Obiettivo del compito → Per favore, trascrivi alla lettera dal brano sulla radioterapia intraoperatoria, riportato più sotto, tutto ciò che va da "La tecnica, nota" fino a "la singola dose.".

Brano di partenza →
# # # #
La tecnica, nota come radioterapia intraoperatoria mirata, è sempre più utilizzata in tutto il mondo .Otto su 10 delle 2.298 partecipanti allo studio, donne sopra i 45 anni con cancro al seno in stadio iniziale che avevano subito un intervento chirurgico per rimuovere un nodulo fino a 3,5 cm, non hanno avuto  bisogno di ulteriori radioterapia dopo aver assunto la singola dose. 

I risultati si basano su uno studio realizzato in 32 ospedali in 10 paesi, incluso il Regno Unito. Durante il trattamento, effettuato subito dopo una nodulectomia, viene posizionato un dispositivo sferico di pochi centimetri nella zona della mammella dove è stato individuato il tumore e viene somministrata una singola dose di radioterapia. La procedura richiede dai 20 ai 30 minuti.
# # # #
Dati →
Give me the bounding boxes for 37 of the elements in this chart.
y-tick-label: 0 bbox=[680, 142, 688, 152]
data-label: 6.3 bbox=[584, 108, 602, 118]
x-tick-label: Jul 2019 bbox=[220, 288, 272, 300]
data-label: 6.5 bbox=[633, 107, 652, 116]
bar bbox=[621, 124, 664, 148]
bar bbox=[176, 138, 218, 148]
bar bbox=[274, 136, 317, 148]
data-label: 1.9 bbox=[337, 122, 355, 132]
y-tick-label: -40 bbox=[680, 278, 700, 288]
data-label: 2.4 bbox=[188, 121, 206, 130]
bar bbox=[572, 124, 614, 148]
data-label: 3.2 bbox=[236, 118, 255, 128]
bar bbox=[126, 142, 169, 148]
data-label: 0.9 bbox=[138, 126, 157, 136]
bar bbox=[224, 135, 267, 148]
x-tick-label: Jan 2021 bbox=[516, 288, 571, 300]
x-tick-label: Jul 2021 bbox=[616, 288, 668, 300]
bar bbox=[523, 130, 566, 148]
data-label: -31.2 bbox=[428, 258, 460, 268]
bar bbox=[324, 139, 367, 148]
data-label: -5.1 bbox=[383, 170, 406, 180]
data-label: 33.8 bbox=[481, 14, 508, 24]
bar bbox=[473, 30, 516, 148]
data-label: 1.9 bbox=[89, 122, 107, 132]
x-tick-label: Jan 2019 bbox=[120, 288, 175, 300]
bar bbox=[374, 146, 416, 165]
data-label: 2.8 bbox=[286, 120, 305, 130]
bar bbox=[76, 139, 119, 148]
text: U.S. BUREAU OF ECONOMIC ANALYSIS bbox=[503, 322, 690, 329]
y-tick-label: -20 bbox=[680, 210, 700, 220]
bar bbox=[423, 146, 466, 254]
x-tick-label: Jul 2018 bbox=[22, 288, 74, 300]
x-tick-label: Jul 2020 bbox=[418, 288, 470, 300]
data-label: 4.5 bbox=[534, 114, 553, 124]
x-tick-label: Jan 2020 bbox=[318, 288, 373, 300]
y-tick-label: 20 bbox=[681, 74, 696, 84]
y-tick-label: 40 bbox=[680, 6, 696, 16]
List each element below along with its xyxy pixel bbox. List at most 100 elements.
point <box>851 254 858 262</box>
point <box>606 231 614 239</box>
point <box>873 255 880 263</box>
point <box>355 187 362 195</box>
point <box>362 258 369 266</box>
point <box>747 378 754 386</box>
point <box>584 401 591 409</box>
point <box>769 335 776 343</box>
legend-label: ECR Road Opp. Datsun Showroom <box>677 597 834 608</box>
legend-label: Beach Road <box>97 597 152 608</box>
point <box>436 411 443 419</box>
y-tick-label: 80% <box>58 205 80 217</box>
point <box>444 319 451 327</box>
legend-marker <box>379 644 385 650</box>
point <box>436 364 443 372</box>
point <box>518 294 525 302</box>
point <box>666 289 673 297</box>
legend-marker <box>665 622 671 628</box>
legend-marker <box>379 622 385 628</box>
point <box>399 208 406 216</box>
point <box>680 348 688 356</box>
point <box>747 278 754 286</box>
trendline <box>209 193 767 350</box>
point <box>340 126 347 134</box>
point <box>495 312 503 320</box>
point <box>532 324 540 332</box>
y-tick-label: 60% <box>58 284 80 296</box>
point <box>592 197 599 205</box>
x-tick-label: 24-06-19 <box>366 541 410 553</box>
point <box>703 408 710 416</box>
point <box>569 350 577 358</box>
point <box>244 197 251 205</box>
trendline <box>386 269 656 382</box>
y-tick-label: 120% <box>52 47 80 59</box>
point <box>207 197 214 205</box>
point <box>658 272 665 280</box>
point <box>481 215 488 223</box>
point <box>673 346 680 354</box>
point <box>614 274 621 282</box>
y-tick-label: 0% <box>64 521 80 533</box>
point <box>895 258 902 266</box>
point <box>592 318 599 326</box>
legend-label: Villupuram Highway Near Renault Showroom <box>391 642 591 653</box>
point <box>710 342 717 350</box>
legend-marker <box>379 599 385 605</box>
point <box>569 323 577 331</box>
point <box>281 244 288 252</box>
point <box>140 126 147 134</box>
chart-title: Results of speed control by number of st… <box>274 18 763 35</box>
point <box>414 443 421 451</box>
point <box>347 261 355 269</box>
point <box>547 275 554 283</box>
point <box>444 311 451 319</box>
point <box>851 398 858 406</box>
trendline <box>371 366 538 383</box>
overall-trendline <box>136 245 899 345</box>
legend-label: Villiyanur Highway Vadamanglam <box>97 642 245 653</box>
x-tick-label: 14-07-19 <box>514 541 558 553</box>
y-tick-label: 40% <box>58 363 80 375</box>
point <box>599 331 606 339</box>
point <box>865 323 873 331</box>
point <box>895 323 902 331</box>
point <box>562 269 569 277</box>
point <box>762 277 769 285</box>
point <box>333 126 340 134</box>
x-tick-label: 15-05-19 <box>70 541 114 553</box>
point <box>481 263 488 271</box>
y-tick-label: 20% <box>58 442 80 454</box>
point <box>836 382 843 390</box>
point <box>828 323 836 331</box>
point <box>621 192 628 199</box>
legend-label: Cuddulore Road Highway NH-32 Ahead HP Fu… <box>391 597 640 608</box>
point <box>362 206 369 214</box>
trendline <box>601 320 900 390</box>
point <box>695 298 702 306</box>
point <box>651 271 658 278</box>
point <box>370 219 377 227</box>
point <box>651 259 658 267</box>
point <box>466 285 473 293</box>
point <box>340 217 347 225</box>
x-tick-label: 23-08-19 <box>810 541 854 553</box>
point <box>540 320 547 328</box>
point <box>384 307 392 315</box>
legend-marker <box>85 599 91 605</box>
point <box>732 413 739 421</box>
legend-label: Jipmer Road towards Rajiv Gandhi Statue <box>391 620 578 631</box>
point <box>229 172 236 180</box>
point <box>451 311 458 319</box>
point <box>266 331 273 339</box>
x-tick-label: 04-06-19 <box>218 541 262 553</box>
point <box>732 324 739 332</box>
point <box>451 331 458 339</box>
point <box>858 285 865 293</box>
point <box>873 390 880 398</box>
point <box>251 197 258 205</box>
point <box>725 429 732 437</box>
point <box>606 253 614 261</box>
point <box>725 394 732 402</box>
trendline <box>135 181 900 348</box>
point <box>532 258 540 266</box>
# # # #
Risposta qui sotto →
La tecnica, nota come radioterapia intraoperatoria mirata, è sempre più utilizzata in tutto il mondo .Otto su 10 delle 2.298 partecipanti allo studio, donne sopra i 45 anni con cancro al seno in stadio iniziale che avevano subito un intervento chirurgico per rimuovere un nodulo fino a 3,5 cm, non hanno avuto  bisogno di ulteriori radioterapia dopo aver assunto la singola dose.